* What you are asked to do *
Copy the records below verbatim, starting at the first line and ending with the line that contains "bar (1169, 570, 1201, 926)", including both of those lines.

+++ Data

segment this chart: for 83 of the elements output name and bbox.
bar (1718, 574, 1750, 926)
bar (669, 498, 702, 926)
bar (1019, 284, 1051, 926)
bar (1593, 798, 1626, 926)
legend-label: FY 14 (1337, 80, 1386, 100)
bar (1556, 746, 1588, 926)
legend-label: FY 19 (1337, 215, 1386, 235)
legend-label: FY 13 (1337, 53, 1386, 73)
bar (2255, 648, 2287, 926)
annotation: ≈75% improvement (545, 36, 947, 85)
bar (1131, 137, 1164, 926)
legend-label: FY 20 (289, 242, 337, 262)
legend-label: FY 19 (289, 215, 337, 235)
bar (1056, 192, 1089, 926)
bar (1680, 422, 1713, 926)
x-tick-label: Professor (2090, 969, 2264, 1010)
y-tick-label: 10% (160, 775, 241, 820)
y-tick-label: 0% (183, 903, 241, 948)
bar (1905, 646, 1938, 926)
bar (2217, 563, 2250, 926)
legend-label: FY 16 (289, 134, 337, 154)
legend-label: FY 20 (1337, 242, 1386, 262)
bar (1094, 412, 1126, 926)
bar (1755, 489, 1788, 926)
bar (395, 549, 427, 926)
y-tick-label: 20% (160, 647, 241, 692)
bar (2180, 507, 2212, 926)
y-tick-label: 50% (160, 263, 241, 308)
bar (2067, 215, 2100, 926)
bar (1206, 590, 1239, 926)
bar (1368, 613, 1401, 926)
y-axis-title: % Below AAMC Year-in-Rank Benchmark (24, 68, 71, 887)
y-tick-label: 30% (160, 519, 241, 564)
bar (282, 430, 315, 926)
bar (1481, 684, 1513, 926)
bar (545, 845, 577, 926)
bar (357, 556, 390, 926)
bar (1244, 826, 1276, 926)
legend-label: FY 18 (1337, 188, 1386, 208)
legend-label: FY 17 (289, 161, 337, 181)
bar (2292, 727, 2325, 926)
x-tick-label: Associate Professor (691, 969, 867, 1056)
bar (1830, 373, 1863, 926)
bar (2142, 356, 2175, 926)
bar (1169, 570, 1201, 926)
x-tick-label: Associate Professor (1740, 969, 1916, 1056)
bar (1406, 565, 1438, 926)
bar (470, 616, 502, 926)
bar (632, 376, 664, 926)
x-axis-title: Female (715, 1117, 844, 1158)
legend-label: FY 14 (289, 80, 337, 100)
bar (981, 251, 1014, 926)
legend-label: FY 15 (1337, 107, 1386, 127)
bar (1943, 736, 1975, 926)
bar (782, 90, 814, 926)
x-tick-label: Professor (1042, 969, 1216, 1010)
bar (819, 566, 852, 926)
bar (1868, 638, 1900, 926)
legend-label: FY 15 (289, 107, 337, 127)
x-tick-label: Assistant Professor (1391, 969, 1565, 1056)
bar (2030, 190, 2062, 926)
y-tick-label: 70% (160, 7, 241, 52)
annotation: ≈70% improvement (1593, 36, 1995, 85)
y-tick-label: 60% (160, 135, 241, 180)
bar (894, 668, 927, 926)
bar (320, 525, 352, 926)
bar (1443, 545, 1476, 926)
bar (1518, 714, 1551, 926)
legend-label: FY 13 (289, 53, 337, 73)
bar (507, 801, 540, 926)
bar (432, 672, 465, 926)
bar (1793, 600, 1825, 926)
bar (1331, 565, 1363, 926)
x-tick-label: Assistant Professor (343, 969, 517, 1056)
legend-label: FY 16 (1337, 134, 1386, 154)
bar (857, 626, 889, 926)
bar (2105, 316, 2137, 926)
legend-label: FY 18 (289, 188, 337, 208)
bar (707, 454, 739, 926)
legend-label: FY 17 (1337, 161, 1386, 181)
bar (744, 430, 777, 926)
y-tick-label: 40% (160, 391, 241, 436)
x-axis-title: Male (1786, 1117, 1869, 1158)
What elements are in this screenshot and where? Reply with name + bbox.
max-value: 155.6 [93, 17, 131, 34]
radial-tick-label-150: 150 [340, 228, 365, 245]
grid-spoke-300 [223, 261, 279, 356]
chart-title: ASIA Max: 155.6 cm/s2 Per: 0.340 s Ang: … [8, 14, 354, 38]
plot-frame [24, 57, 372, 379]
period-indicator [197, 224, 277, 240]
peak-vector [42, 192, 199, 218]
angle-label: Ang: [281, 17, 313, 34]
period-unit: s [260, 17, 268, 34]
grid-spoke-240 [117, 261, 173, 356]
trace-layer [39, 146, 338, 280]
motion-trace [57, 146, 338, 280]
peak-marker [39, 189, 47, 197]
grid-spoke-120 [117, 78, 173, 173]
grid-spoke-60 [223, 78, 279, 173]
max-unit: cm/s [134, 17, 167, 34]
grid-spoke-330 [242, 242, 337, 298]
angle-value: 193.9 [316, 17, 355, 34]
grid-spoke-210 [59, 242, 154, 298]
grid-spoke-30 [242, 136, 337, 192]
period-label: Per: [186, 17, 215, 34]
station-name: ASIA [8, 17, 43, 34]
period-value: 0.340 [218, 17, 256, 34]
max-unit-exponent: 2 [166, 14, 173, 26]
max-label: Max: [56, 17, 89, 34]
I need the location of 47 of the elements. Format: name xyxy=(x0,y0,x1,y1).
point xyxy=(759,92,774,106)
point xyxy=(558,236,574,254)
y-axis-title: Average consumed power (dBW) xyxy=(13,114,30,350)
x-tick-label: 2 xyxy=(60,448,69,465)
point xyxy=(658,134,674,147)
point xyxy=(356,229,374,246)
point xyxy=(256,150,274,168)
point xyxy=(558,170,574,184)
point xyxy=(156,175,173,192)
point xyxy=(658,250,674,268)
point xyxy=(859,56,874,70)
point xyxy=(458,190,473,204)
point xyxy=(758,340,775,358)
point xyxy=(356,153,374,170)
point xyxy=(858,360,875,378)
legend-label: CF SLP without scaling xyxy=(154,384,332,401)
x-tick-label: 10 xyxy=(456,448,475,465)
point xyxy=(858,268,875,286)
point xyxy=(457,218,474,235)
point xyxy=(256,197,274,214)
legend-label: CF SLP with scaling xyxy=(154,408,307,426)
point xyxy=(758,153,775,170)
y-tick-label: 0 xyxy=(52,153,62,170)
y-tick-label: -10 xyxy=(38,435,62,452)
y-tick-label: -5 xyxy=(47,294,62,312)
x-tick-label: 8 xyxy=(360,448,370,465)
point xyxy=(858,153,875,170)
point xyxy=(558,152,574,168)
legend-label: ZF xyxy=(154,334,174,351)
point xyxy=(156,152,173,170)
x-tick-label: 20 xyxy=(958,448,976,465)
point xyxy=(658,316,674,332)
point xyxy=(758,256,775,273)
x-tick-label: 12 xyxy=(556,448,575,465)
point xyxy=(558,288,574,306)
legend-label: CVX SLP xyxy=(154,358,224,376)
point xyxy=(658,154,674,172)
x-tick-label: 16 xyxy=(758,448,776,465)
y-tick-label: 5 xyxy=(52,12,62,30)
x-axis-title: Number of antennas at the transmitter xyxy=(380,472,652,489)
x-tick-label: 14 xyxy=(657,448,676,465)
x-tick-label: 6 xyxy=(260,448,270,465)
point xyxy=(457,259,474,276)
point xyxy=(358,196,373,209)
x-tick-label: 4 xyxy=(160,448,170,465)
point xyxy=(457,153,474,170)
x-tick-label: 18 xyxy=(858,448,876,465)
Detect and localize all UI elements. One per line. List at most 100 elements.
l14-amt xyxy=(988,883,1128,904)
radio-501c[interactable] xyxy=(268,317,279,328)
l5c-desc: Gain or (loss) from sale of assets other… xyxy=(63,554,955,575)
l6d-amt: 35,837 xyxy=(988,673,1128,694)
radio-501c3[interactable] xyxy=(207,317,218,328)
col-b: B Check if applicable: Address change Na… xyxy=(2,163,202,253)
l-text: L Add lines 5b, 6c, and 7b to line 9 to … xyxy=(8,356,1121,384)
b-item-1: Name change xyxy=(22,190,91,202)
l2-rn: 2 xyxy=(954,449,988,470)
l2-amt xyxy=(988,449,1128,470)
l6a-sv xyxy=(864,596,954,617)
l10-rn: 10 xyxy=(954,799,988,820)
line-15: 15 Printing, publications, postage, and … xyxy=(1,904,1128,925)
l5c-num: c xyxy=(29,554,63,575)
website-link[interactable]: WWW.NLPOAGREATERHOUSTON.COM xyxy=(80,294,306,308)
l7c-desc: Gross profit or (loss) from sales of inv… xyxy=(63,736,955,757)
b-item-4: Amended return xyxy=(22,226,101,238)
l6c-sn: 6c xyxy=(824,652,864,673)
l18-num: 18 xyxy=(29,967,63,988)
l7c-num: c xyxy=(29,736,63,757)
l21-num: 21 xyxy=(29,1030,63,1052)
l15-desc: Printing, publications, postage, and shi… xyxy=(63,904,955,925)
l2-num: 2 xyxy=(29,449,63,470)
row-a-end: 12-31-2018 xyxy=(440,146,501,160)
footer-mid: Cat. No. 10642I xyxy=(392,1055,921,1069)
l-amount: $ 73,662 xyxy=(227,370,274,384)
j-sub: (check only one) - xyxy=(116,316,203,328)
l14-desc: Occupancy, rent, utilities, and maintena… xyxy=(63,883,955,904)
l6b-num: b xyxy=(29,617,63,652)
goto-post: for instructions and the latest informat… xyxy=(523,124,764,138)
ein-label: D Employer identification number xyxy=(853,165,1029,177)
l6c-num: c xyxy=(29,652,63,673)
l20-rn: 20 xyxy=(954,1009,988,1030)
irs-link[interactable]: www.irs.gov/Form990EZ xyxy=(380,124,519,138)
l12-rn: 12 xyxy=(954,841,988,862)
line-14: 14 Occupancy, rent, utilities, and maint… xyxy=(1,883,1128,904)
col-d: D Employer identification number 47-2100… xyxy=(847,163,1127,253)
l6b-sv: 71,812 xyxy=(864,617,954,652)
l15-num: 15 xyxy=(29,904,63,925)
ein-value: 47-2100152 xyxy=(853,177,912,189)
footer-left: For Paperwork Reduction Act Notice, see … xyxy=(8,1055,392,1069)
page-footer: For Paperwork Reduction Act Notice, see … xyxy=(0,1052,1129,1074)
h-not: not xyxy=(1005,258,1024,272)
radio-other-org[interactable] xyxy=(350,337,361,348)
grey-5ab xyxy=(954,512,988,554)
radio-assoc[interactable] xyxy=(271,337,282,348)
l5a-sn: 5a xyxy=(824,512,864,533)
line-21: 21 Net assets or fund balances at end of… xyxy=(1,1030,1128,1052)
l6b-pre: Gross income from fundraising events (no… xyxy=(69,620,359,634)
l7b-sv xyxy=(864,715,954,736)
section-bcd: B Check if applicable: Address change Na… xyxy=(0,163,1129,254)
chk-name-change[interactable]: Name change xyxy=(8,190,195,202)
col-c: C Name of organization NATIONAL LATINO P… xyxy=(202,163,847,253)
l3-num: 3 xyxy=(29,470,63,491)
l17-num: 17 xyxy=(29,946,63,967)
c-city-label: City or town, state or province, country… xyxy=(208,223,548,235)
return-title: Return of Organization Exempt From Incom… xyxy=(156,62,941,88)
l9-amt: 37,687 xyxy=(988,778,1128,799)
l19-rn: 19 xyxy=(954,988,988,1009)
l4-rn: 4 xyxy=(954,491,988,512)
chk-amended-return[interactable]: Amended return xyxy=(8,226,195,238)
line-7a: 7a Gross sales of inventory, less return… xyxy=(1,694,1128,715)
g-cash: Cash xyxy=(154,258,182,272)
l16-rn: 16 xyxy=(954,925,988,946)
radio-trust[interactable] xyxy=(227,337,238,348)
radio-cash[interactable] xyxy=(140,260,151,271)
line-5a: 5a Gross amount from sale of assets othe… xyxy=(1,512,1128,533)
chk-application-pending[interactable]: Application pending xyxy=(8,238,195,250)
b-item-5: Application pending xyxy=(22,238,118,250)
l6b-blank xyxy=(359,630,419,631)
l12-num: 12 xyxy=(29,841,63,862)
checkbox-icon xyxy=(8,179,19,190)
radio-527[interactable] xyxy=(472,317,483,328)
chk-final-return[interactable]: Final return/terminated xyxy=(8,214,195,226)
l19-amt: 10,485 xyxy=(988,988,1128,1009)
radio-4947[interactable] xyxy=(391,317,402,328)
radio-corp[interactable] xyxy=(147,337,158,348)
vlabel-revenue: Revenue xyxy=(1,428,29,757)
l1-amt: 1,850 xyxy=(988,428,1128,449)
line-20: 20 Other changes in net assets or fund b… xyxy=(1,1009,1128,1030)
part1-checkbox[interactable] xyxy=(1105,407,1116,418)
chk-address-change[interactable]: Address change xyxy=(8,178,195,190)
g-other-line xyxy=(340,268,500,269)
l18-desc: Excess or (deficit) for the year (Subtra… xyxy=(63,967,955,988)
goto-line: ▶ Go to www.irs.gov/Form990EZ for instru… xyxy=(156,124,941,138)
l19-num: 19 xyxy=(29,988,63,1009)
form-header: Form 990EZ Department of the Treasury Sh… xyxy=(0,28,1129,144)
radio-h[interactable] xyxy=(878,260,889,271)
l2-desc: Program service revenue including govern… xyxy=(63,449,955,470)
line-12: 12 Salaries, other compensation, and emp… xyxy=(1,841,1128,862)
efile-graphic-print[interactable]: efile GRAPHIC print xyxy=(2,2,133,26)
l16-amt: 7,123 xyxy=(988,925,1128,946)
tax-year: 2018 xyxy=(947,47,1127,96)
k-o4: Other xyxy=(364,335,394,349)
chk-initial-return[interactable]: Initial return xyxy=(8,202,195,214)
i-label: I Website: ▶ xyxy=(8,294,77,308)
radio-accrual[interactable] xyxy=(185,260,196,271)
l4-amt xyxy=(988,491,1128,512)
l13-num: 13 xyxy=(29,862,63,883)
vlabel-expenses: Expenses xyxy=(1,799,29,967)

++++++

* Response *
segment this chart: for 83 of the elements output name and bbox.
bar (1718, 574, 1750, 926)
bar (669, 498, 702, 926)
bar (1019, 284, 1051, 926)
bar (1593, 798, 1626, 926)
legend-label: FY 14 (1337, 80, 1386, 100)
bar (1556, 746, 1588, 926)
legend-label: FY 19 (1337, 215, 1386, 235)
legend-label: FY 13 (1337, 53, 1386, 73)
bar (2255, 648, 2287, 926)
annotation: ≈75% improvement (545, 36, 947, 85)
bar (1131, 137, 1164, 926)
legend-label: FY 20 (289, 242, 337, 262)
legend-label: FY 19 (289, 215, 337, 235)
bar (1056, 192, 1089, 926)
bar (1680, 422, 1713, 926)
x-tick-label: Professor (2090, 969, 2264, 1010)
y-tick-label: 10% (160, 775, 241, 820)
y-tick-label: 0% (183, 903, 241, 948)
bar (1905, 646, 1938, 926)
bar (2217, 563, 2250, 926)
legend-label: FY 16 (289, 134, 337, 154)
legend-label: FY 20 (1337, 242, 1386, 262)
bar (1094, 412, 1126, 926)
bar (1755, 489, 1788, 926)
bar (395, 549, 427, 926)
y-tick-label: 20% (160, 647, 241, 692)
bar (2180, 507, 2212, 926)
y-tick-label: 50% (160, 263, 241, 308)
bar (2067, 215, 2100, 926)
bar (1206, 590, 1239, 926)
bar (1368, 613, 1401, 926)
y-axis-title: % Below AAMC Year-in-Rank Benchmark (24, 68, 71, 887)
y-tick-label: 30% (160, 519, 241, 564)
bar (282, 430, 315, 926)
bar (1481, 684, 1513, 926)
bar (545, 845, 577, 926)
bar (357, 556, 390, 926)
bar (1244, 826, 1276, 926)
legend-label: FY 18 (1337, 188, 1386, 208)
legend-label: FY 17 (289, 161, 337, 181)
bar (2292, 727, 2325, 926)
x-tick-label: Associate Professor (691, 969, 867, 1056)
bar (1830, 373, 1863, 926)
bar (2142, 356, 2175, 926)
bar (1169, 570, 1201, 926)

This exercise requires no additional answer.